**Aim:**
Return each line of the listing below, unchanged, and omit the images.

--- Begin Provided data ---

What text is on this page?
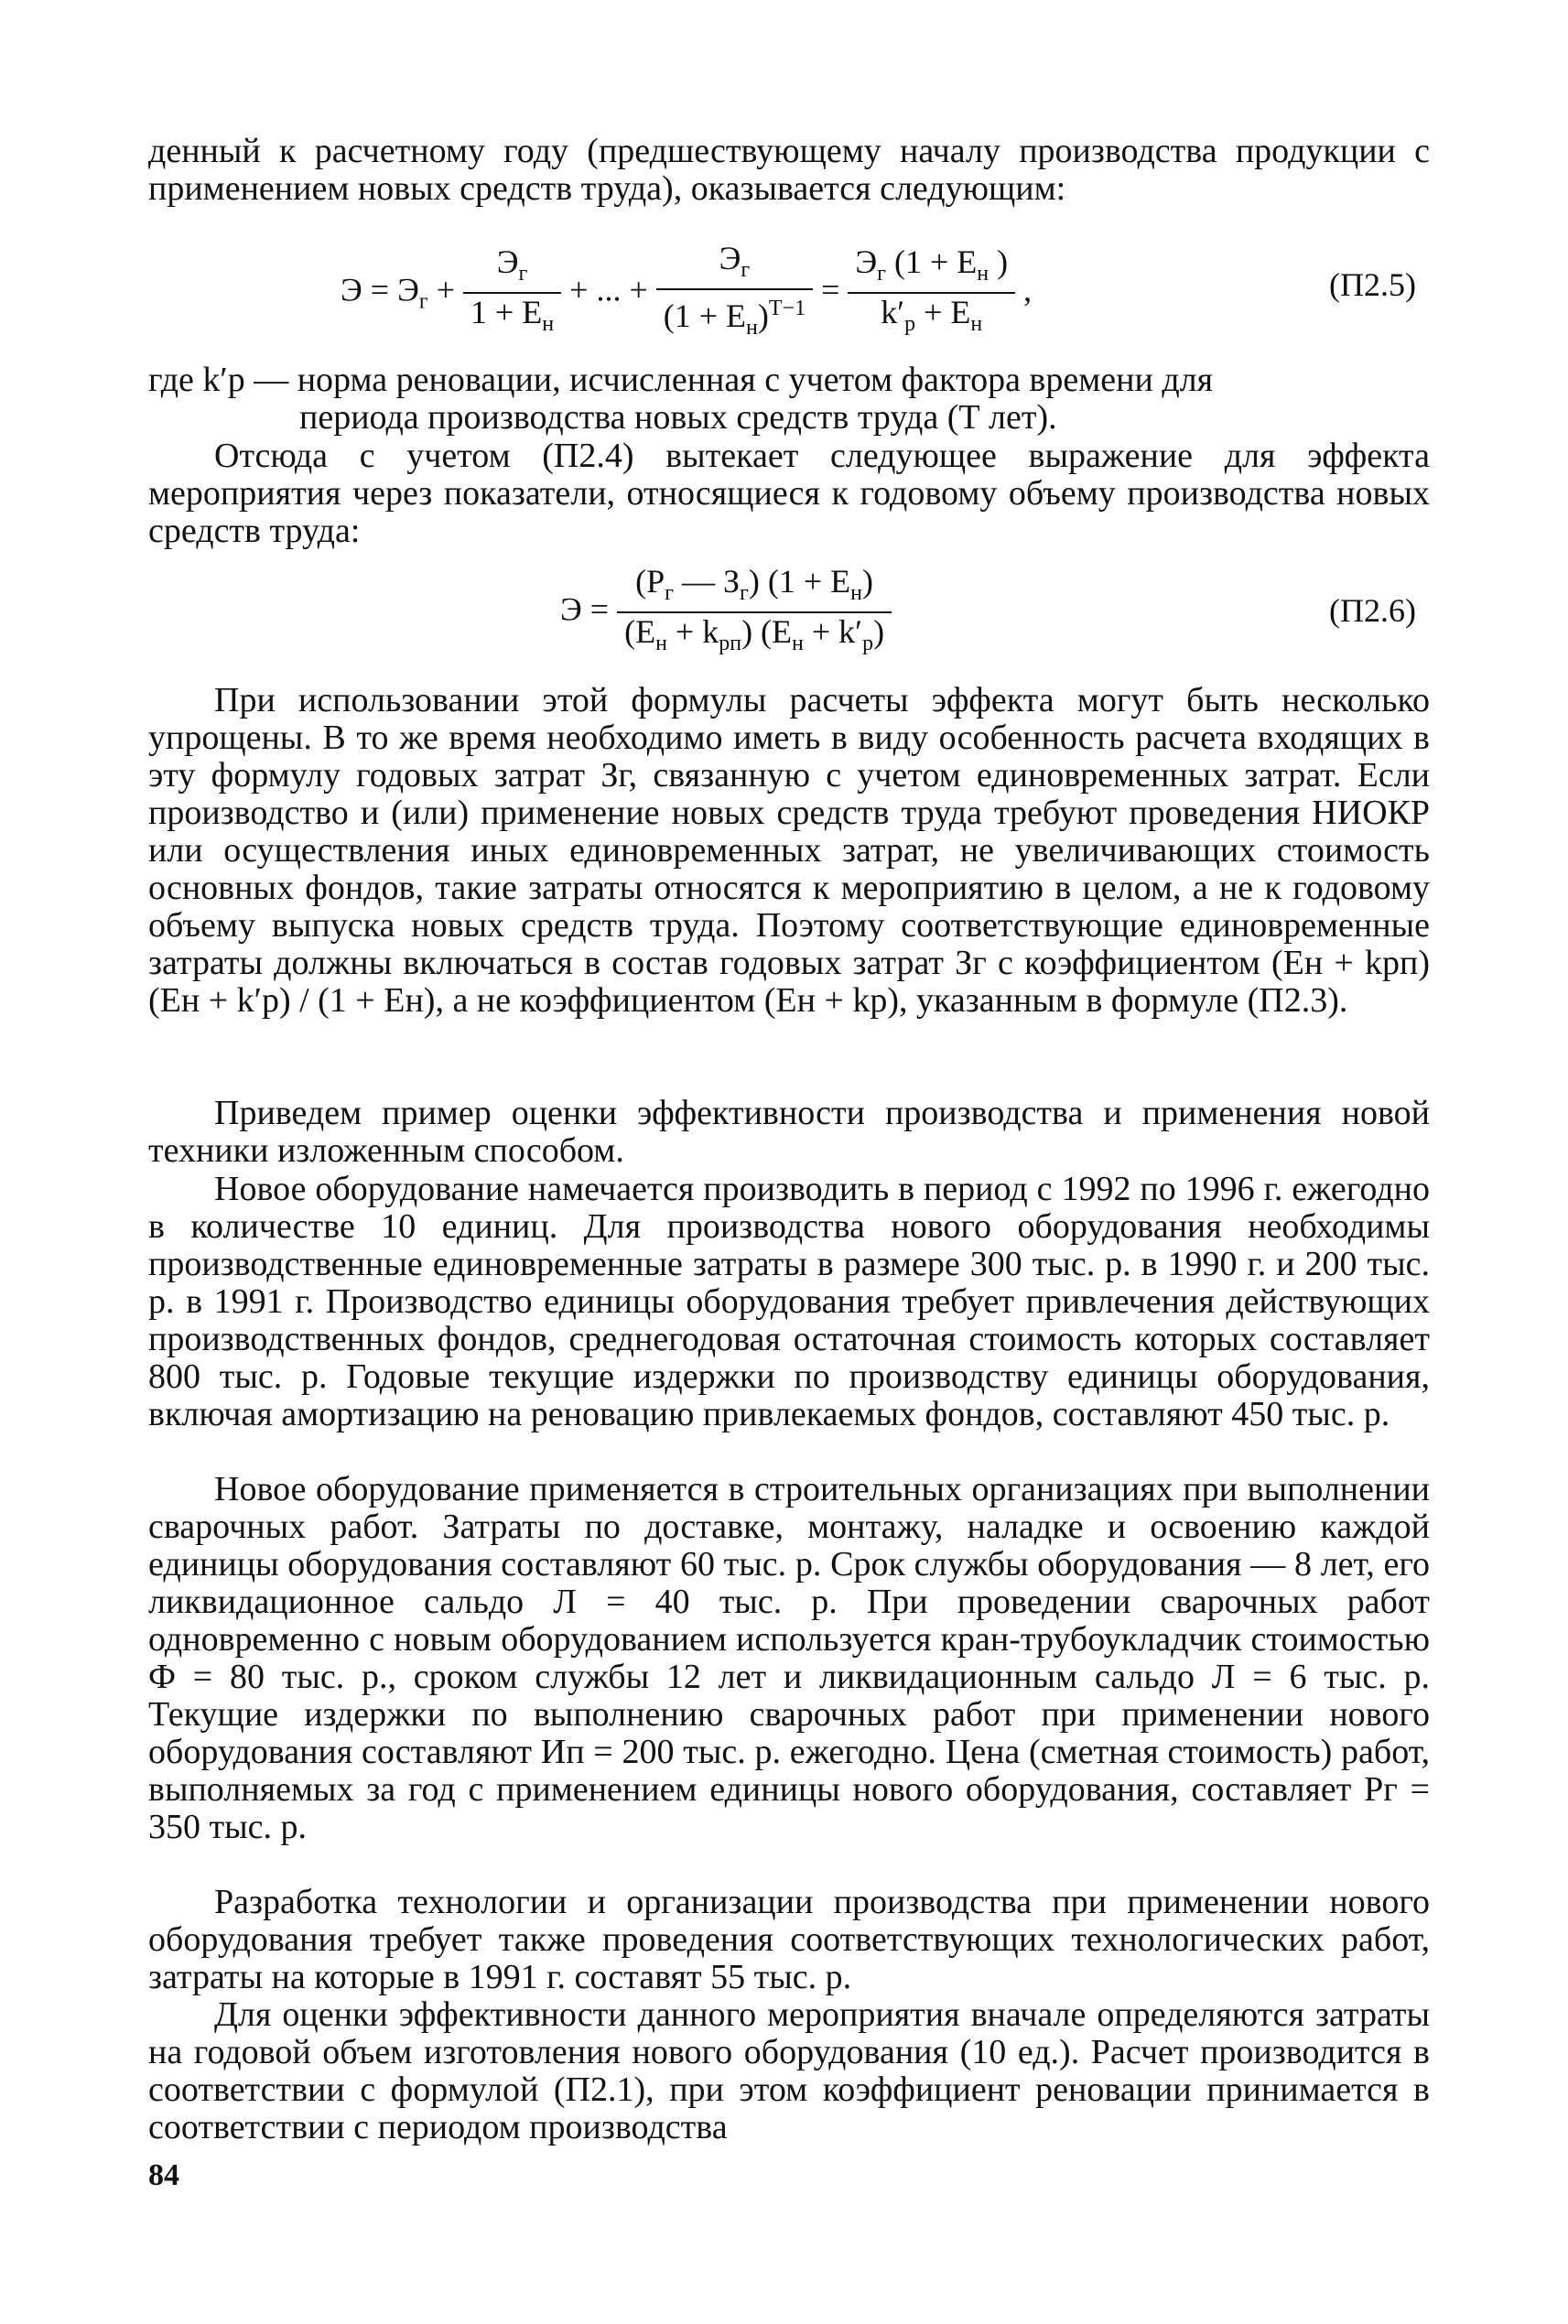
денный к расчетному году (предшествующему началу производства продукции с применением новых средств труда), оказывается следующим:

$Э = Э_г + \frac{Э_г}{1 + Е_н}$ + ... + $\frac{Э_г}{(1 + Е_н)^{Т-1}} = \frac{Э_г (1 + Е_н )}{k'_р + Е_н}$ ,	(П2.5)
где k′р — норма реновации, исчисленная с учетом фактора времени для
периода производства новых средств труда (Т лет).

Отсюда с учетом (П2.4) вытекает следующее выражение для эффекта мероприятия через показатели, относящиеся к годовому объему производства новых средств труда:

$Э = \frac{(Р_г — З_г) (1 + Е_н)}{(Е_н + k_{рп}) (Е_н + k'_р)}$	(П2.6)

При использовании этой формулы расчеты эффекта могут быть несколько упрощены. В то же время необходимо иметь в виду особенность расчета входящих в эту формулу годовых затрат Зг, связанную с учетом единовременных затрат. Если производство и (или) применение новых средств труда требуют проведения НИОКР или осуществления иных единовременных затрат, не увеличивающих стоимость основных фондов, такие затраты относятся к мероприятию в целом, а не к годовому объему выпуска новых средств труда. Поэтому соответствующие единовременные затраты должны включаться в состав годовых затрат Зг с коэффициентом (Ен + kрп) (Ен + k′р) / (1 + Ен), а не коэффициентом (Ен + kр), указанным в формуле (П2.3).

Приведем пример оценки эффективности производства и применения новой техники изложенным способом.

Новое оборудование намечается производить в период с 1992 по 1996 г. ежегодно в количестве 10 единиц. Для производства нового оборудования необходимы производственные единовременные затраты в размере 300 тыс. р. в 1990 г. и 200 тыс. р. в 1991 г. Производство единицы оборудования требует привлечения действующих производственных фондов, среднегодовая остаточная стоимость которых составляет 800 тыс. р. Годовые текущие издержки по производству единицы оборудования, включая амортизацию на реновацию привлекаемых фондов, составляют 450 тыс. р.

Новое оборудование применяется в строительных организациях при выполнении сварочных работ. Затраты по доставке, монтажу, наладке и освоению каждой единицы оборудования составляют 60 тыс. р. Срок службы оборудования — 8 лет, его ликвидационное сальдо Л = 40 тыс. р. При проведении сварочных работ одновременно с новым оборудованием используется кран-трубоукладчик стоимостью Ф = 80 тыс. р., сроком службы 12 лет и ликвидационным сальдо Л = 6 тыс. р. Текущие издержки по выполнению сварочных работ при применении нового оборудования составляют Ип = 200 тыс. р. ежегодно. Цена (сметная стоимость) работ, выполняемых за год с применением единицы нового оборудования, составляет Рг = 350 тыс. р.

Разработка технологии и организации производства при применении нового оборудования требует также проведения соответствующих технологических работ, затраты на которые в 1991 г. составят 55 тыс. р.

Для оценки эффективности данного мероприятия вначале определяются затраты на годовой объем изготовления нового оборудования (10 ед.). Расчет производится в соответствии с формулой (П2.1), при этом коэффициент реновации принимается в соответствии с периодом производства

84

--- End Provided data ---

**Answer for this exercise:**
What text is on this page?
денный к расчетному году (предшествующему началу производства продукции с применением новых средств труда), оказывается следующим:

$Э = Э_г + \frac{Э_г}{1 + Е_н}$ + ... + $\frac{Э_г}{(1 + Е_н)^{Т-1}} = \frac{Э_г (1 + Е_н )}{k'_р + Е_н}$ ,	(П2.5)
где k′р — норма реновации, исчисленная с учетом фактора времени для
периода производства новых средств труда (Т лет).

Отсюда с учетом (П2.4) вытекает следующее выражение для эффекта мероприятия через показатели, относящиеся к годовому объему производства новых средств труда:

$Э = \frac{(Р_г — З_г) (1 + Е_н)}{(Е_н + k_{рп}) (Е_н + k'_р)}$	(П2.6)

При использовании этой формулы расчеты эффекта могут быть несколько упрощены. В то же время необходимо иметь в виду особенность расчета входящих в эту формулу годовых затрат Зг, связанную с учетом единовременных затрат. Если производство и (или) применение новых средств труда требуют проведения НИОКР или осуществления иных единовременных затрат, не увеличивающих стоимость основных фондов, такие затраты относятся к мероприятию в целом, а не к годовому объему выпуска новых средств труда. Поэтому соответствующие единовременные затраты должны включаться в состав годовых затрат Зг с коэффициентом (Ен + kрп) (Ен + k′р) / (1 + Ен), а не коэффициентом (Ен + kр), указанным в формуле (П2.3).

Приведем пример оценки эффективности производства и применения новой техники изложенным способом.

Новое оборудование намечается производить в период с 1992 по 1996 г. ежегодно в количестве 10 единиц. Для производства нового оборудования необходимы производственные единовременные затраты в размере 300 тыс. р. в 1990 г. и 200 тыс. р. в 1991 г. Производство единицы оборудования требует привлечения действующих производственных фондов, среднегодовая остаточная стоимость которых составляет 800 тыс. р. Годовые текущие издержки по производству единицы оборудования, включая амортизацию на реновацию привлекаемых фондов, составляют 450 тыс. р.

Новое оборудование применяется в строительных организациях при выполнении сварочных работ. Затраты по доставке, монтажу, наладке и освоению каждой единицы оборудования составляют 60 тыс. р. Срок службы оборудования — 8 лет, его ликвидационное сальдо Л = 40 тыс. р. При проведении сварочных работ одновременно с новым оборудованием используется кран-трубоукладчик стоимостью Ф = 80 тыс. р., сроком службы 12 лет и ликвидационным сальдо Л = 6 тыс. р. Текущие издержки по выполнению сварочных работ при применении нового оборудования составляют Ип = 200 тыс. р. ежегодно. Цена (сметная стоимость) работ, выполняемых за год с применением единицы нового оборудования, составляет Рг = 350 тыс. р.

Разработка технологии и организации производства при применении нового оборудования требует также проведения соответствующих технологических работ, затраты на которые в 1991 г. составят 55 тыс. р.

Для оценки эффективности данного мероприятия вначале определяются затраты на годовой объем изготовления нового оборудования (10 ед.). Расчет производится в соответствии с формулой (П2.1), при этом коэффициент реновации принимается в соответствии с периодом производства

84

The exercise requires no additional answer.